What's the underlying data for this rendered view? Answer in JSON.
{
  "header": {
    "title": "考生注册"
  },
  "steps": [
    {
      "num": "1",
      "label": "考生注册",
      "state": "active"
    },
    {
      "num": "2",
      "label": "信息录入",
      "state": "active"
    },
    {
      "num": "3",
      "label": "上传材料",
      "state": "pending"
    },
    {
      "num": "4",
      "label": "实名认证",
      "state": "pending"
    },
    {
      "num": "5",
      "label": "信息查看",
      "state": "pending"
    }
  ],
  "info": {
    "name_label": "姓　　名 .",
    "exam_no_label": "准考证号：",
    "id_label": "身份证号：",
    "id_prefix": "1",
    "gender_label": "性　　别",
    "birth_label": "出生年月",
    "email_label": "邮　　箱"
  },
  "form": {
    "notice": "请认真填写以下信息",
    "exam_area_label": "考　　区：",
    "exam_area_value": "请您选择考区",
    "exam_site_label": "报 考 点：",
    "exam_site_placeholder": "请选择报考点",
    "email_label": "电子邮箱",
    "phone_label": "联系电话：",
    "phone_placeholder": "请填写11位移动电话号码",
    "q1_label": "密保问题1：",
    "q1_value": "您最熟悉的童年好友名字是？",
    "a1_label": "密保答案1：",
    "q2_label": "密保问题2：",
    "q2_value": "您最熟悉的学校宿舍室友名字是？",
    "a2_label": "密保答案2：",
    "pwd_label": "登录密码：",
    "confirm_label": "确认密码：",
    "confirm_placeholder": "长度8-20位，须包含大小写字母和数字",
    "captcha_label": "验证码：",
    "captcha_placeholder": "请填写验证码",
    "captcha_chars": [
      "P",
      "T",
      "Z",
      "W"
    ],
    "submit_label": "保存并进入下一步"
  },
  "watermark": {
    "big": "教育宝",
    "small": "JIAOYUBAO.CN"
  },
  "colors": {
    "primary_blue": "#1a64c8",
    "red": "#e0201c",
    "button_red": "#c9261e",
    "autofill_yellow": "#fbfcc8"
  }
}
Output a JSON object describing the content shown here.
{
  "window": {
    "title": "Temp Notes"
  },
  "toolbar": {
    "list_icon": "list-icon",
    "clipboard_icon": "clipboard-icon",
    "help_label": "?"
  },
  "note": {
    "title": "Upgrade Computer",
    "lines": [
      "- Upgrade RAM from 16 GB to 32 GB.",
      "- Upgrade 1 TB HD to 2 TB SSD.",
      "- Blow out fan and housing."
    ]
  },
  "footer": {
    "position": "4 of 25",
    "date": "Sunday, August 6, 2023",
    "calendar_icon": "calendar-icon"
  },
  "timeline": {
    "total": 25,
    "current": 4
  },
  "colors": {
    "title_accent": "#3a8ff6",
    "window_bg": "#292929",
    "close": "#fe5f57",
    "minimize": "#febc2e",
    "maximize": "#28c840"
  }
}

Task statement: Transcribe the records above exactly, but only from the line that contains "Output a JSON" through their final line, inclusive.

The completed task:
Output a JSON object describing the content shown here.
{
  "window": {
    "title": "Temp Notes"
  },
  "toolbar": {
    "list_icon": "list-icon",
    "clipboard_icon": "clipboard-icon",
    "help_label": "?"
  },
  "note": {
    "title": "Upgrade Computer",
    "lines": [
      "- Upgrade RAM from 16 GB to 32 GB.",
      "- Upgrade 1 TB HD to 2 TB SSD.",
      "- Blow out fan and housing."
    ]
  },
  "footer": {
    "position": "4 of 25",
    "date": "Sunday, August 6, 2023",
    "calendar_icon": "calendar-icon"
  },
  "timeline": {
    "total": 25,
    "current": 4
  },
  "colors": {
    "title_accent": "#3a8ff6",
    "window_bg": "#292929",
    "close": "#fe5f57",
    "minimize": "#febc2e",
    "maximize": "#28c840"
  }
}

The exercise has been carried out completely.